— Start Text shown —

[NNTP] Future-proofing for including capabilities in responses
Matthias Andree
matthias.andree at gmx.de
Mon Apr 4 01:12:05 PDT 2005
"Clive D.W. Feather" <clive at demon.net> writes:
> Is there really a need for this? Is the initial CAPABILITIES command really
> a problem? If you do it this way, you've still got the parsing problem,
> in that the line has to be parsed in a totally different manner to the
> normal CAPABILITIES response, and you've also got the question of what to
> do if the capabilities list is too long to fit into the initial
> greeting.
Right. The fewer parsers required, the better to implement.
> Oh, and we haven't reserved a character that can be used to replace the
> CRLF between capabilities. Finally, you're dumping a significant amount of
> extra data on the client when it hasn't even asked for it.
This is moot - as long as the client wasn't previously allowed to make
sense of what it is given, so that NNTP-1 clients can still cope with
the data, fine.
> I can see lots of mess building up and I just don't see the benefits.
Good point.
> That's not what I'm suggesting (I agree it's far too late). I'm suggesting
> a "multi-line response" extension, or - if you prefer - a "response can
> include capability information" extension. But it's an *extension* that
> only gets invoked when the client asks for it (and so expects it).
OK, this is an important point I'd support.
> Having said all that (yet again), let me point out that if you really do
> want to put data in the free text, then using a delimiter like [] is a bad
> idea for at least two reasons:
> - it's not unlikely that it's been used already (having semantics in
> natural languages);
> - it leads to more questions, such as whether you can have multiple []
> clauses and, if so, which ones have meaning.
These same arguments can also be used against using ANY "very unlikely"
statements. These don't hold in the real world, and whenever I hear
someone who appears to have grown up with English as native language
talk about character sets, I'm alarmed - nothing good comes of it,
usually.

— End Text shown —
— Start Data provided —

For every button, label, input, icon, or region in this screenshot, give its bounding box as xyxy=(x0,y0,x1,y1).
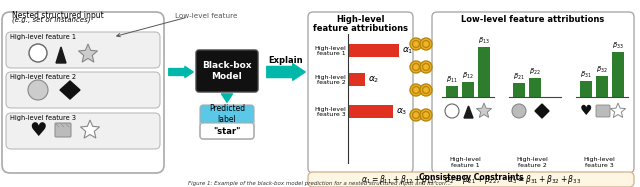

— End Data provided —

§ Exercise
Continue the mailing-list message above about including NNTP capabilities in responses, starting after its last sentence.

§ Reply
> A better approach is to define a character sequence WHICH IS VERY UNLIKELY
> TO OCCUR IN THE WILD as an "end of free text" delimiter.
No. In the first place, the sequence must be readable without special
equipment. Hence, only printable (non-blank) ASCII characters are
eligible.
> Alternatively, say that the sequence only has special meaning at the
> *start* of the free text, and then indicates that the "free text"
> isn't.
Which overloads "free-text" fields and makes the responses likely to
appear in places where the user looks.
> I would suggest that suitable choices for the delimiter would be:
> - %x1C (the "field separator" control character);
not printable, unlike the rest of NNTP.
> - %xC0.9C (which is the same thing encoded in an invalid UFT-8 way; this
> technically violates the existing syntax rules, which may or may not be
> a good idea);
illegal and hence not an option. The client would have to have two UTF-8
decoders, one regular, and one - along with the whole set of library
functions or string operations - that treat broken data.
No-one will follow suit, IOW this is going to be a still birth.
> - a rare control code, such as %xC2.95 (Unicode U+0095 "Message Waiting")
> or %xE2.81.A3 (U+2063 "Invisible Separator");
not printable ASCII, hence not an option.
> - %xCD.B3.CE.87 (U+0373 U+0387 "erotimatiko" followed by "ano teleia",
> which I picked because these characters are unlikely to occur in that
> order, are only two octets in UTF-8, *and* are not preserved by any of
> the four Unicode normalisation forms);
Looks ugly. Probably is. And it's not printable ASCII...
> - if you really feel it has to be ASCII printable text, then something
> like "~fReE!" or something equally unreadable.
Urgh. :-)
> But I repeat that I feel it's a bad idea, and you've not justified the
> need.
OK.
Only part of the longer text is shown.